**WHAT YOU HAVE TO DO**
Find and copy each line of the records where the string "this" shows up.

---------------

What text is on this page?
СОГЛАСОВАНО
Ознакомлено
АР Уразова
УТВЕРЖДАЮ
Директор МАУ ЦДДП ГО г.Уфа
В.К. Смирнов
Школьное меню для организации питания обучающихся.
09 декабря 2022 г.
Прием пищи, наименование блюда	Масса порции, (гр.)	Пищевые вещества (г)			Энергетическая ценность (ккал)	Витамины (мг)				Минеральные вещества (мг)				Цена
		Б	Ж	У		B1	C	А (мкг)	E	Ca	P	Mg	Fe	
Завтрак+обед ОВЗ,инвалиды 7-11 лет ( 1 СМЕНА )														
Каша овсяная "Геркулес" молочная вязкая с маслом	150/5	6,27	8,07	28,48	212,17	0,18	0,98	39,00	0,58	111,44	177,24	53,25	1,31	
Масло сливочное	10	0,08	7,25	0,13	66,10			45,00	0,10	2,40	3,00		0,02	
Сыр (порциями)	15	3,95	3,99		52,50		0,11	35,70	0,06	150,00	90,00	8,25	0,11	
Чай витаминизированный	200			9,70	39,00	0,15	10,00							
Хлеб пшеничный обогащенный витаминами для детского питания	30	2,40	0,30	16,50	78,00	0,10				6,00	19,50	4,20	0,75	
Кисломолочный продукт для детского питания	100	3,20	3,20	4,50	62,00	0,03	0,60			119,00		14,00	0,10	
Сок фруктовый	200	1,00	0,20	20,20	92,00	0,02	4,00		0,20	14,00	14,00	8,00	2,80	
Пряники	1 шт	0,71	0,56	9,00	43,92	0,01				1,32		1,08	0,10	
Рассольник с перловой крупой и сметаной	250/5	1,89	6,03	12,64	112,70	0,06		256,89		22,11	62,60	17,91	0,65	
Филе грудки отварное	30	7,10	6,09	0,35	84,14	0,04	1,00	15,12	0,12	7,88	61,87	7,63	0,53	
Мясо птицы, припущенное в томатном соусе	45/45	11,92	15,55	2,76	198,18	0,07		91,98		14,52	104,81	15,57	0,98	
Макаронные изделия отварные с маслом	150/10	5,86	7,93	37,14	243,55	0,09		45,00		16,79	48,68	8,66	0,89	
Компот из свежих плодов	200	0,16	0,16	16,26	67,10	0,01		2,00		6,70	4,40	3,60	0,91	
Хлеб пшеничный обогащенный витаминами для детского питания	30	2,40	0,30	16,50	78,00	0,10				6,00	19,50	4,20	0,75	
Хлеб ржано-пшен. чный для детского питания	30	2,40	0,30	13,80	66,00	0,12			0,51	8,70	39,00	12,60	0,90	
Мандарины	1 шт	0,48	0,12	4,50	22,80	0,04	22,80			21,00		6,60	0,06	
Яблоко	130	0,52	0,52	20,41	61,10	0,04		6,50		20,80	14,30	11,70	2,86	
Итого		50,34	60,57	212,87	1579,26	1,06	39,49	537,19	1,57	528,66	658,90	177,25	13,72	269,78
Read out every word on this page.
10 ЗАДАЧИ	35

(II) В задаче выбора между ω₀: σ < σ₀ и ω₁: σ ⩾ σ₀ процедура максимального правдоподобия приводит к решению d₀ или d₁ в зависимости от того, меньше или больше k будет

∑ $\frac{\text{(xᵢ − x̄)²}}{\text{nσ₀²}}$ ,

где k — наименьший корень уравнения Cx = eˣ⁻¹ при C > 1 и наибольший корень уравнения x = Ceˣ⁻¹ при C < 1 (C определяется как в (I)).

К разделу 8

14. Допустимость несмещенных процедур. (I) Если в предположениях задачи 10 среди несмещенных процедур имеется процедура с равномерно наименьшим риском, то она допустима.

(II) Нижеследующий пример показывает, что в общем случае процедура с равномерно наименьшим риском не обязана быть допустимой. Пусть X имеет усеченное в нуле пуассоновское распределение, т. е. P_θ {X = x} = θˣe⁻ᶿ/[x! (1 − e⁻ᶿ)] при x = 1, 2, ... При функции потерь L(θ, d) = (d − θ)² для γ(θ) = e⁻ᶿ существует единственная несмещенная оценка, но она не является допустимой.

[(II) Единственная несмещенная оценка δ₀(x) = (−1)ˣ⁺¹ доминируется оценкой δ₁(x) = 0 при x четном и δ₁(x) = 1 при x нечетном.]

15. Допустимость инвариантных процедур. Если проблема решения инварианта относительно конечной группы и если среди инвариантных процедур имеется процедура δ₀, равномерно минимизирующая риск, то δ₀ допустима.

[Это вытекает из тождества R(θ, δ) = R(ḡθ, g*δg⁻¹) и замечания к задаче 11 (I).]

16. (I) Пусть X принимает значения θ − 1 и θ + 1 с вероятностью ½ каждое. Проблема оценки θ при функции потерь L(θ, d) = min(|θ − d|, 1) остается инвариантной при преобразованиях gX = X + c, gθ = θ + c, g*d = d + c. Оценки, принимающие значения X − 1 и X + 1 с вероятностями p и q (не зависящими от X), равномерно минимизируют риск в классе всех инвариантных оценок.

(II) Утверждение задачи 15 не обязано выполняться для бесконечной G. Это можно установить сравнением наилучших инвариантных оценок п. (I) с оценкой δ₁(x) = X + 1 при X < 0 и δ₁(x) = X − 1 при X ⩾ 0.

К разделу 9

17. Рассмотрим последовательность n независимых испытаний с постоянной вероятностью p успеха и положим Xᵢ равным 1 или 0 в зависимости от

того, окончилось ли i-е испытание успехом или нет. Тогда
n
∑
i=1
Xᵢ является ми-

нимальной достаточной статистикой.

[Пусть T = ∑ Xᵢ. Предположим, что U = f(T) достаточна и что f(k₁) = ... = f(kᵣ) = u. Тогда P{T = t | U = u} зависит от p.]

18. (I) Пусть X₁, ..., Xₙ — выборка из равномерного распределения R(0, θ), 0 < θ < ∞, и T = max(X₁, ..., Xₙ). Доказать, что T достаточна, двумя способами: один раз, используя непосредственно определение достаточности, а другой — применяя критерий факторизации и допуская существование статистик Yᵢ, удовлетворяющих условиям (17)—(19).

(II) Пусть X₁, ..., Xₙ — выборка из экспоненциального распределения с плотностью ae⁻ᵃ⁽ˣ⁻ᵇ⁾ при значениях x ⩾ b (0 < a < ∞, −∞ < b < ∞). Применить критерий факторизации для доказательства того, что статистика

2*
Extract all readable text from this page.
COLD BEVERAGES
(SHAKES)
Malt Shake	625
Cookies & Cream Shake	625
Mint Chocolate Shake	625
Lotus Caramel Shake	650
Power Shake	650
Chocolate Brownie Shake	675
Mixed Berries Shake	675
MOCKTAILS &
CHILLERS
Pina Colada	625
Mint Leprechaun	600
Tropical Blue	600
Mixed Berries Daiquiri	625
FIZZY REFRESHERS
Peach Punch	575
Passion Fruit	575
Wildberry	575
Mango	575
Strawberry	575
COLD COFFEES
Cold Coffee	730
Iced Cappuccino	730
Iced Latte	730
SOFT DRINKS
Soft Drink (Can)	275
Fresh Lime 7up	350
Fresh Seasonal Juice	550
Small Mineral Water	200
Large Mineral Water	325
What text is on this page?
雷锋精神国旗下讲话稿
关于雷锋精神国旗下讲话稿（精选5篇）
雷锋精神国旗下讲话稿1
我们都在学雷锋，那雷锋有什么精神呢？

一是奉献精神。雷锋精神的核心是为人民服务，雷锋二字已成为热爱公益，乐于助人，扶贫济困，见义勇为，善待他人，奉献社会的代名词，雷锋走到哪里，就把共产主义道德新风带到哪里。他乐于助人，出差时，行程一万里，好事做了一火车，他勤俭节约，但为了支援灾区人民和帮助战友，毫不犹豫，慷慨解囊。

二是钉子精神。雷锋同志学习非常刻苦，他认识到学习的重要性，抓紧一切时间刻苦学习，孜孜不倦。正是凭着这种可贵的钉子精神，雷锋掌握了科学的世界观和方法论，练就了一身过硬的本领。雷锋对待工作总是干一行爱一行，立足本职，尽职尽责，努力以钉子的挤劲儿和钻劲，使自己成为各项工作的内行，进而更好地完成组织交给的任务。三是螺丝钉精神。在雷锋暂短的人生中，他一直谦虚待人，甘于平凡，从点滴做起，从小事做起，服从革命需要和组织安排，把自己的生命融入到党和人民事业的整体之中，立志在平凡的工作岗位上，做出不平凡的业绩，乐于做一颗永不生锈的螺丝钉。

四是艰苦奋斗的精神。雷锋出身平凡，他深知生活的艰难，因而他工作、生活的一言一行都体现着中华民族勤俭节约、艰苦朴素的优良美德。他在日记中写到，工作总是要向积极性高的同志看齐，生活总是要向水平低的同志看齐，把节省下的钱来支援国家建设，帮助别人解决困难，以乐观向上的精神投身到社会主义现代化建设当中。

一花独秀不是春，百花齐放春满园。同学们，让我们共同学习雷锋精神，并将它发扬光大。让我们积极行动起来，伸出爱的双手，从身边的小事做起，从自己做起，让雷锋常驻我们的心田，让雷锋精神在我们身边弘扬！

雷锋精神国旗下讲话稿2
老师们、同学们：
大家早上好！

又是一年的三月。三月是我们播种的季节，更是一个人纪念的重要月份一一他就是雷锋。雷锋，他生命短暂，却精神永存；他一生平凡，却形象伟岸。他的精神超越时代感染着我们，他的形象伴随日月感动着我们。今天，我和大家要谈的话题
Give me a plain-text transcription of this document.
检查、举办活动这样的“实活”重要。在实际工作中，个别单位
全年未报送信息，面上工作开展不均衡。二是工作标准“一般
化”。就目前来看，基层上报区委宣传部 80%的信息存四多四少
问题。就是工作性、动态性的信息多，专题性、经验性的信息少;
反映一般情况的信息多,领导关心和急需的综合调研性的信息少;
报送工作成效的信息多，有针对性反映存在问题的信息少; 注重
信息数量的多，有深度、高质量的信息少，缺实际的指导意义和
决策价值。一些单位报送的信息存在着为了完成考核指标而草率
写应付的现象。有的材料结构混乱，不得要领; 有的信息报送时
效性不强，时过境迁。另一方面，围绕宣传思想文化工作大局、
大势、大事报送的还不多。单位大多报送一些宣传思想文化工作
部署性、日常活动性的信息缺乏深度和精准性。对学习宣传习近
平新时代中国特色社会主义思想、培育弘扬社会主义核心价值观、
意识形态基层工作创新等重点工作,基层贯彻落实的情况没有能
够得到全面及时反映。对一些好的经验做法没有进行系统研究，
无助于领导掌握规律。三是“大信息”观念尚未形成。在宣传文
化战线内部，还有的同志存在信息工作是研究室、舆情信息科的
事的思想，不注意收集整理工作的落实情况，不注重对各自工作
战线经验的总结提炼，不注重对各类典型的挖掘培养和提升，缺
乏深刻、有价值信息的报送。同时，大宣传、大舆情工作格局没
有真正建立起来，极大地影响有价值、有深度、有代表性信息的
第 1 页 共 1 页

---------------

**TASK RESULT**
What text is on this page?
Read out every word on this page.
Extract all readable text from this page.
What text is on this page?
Give me a plain-text transcription of this document.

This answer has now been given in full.